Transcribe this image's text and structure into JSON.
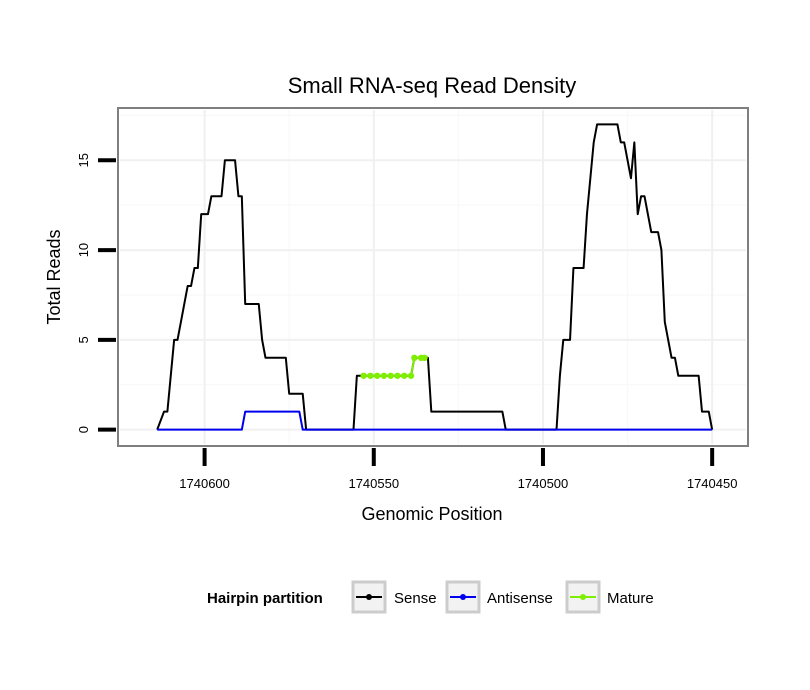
{
  "chart_data": {
    "type": "line",
    "title": "Small RNA-seq Read Density",
    "xlabel": "Genomic Position",
    "ylabel": "Total Reads",
    "xlim": [
      1740625,
      1740440
    ],
    "ylim": [
      -0.8,
      17.8
    ],
    "x_reversed": true,
    "grid": true,
    "xticks": [
      {
        "value": 1740600,
        "label": "1740600"
      },
      {
        "value": 1740550,
        "label": "1740550"
      },
      {
        "value": 1740500,
        "label": "1740500"
      },
      {
        "value": 1740450,
        "label": "1740450"
      }
    ],
    "yticks": [
      {
        "value": 0,
        "label": "0"
      },
      {
        "value": 5,
        "label": "5"
      },
      {
        "value": 10,
        "label": "10"
      },
      {
        "value": 15,
        "label": "15"
      }
    ],
    "legend": {
      "title": "Hairpin partition",
      "position": "bottom",
      "entries": [
        "Sense",
        "Antisense",
        "Mature"
      ]
    },
    "series": [
      {
        "name": "Sense",
        "color": "#000000",
        "points": [
          [
            1740614,
            0
          ],
          [
            1740612,
            1
          ],
          [
            1740611,
            1
          ],
          [
            1740610,
            3
          ],
          [
            1740609,
            5
          ],
          [
            1740608,
            5
          ],
          [
            1740607,
            6
          ],
          [
            1740606,
            7
          ],
          [
            1740605,
            8
          ],
          [
            1740604,
            8
          ],
          [
            1740603,
            9
          ],
          [
            1740602,
            9
          ],
          [
            1740601,
            12
          ],
          [
            1740599,
            12
          ],
          [
            1740598,
            13
          ],
          [
            1740595,
            13
          ],
          [
            1740594,
            15
          ],
          [
            1740591,
            15
          ],
          [
            1740590,
            13
          ],
          [
            1740589,
            13
          ],
          [
            1740588,
            7
          ],
          [
            1740584,
            7
          ],
          [
            1740583,
            5
          ],
          [
            1740582,
            4
          ],
          [
            1740576,
            4
          ],
          [
            1740575,
            2
          ],
          [
            1740571,
            2
          ],
          [
            1740570,
            0
          ],
          [
            1740556,
            0
          ],
          [
            1740555,
            3
          ],
          [
            1740539,
            3
          ],
          [
            1740538,
            4
          ],
          [
            1740534,
            4
          ],
          [
            1740533,
            1
          ],
          [
            1740512,
            1
          ],
          [
            1740511,
            0
          ],
          [
            1740496,
            0
          ],
          [
            1740495,
            3
          ],
          [
            1740494,
            5
          ],
          [
            1740492,
            5
          ],
          [
            1740491,
            9
          ],
          [
            1740488,
            9
          ],
          [
            1740487,
            12
          ],
          [
            1740485,
            16
          ],
          [
            1740484,
            17
          ],
          [
            1740478,
            17
          ],
          [
            1740477,
            16
          ],
          [
            1740476,
            16
          ],
          [
            1740474,
            14
          ],
          [
            1740473,
            16
          ],
          [
            1740472,
            12
          ],
          [
            1740471,
            13
          ],
          [
            1740470,
            13
          ],
          [
            1740468,
            11
          ],
          [
            1740466,
            11
          ],
          [
            1740465,
            10
          ],
          [
            1740464,
            6
          ],
          [
            1740462,
            4
          ],
          [
            1740461,
            4
          ],
          [
            1740460,
            3
          ],
          [
            1740454,
            3
          ],
          [
            1740453,
            1
          ],
          [
            1740451,
            1
          ],
          [
            1740450,
            0
          ]
        ]
      },
      {
        "name": "Antisense",
        "color": "#0000ee",
        "points": [
          [
            1740614,
            0
          ],
          [
            1740589,
            0
          ],
          [
            1740588,
            1
          ],
          [
            1740572,
            1
          ],
          [
            1740571,
            0
          ],
          [
            1740450,
            0
          ]
        ]
      },
      {
        "name": "Mature",
        "color": "#7fee00",
        "points": [
          [
            1740553,
            3
          ],
          [
            1740551,
            3
          ],
          [
            1740549,
            3
          ],
          [
            1740547,
            3
          ],
          [
            1740545,
            3
          ],
          [
            1740543,
            3
          ],
          [
            1740541,
            3
          ],
          [
            1740539,
            3
          ],
          [
            1740538,
            4
          ],
          [
            1740536,
            4
          ],
          [
            1740535,
            4
          ]
        ]
      }
    ]
  }
}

--- Exercise ---
Scan the data above for the word "title" and report every line where it is found.

--- Exercise answer ---
    "title": "Small RNA-seq Read Density",
      "title": "Hairpin partition",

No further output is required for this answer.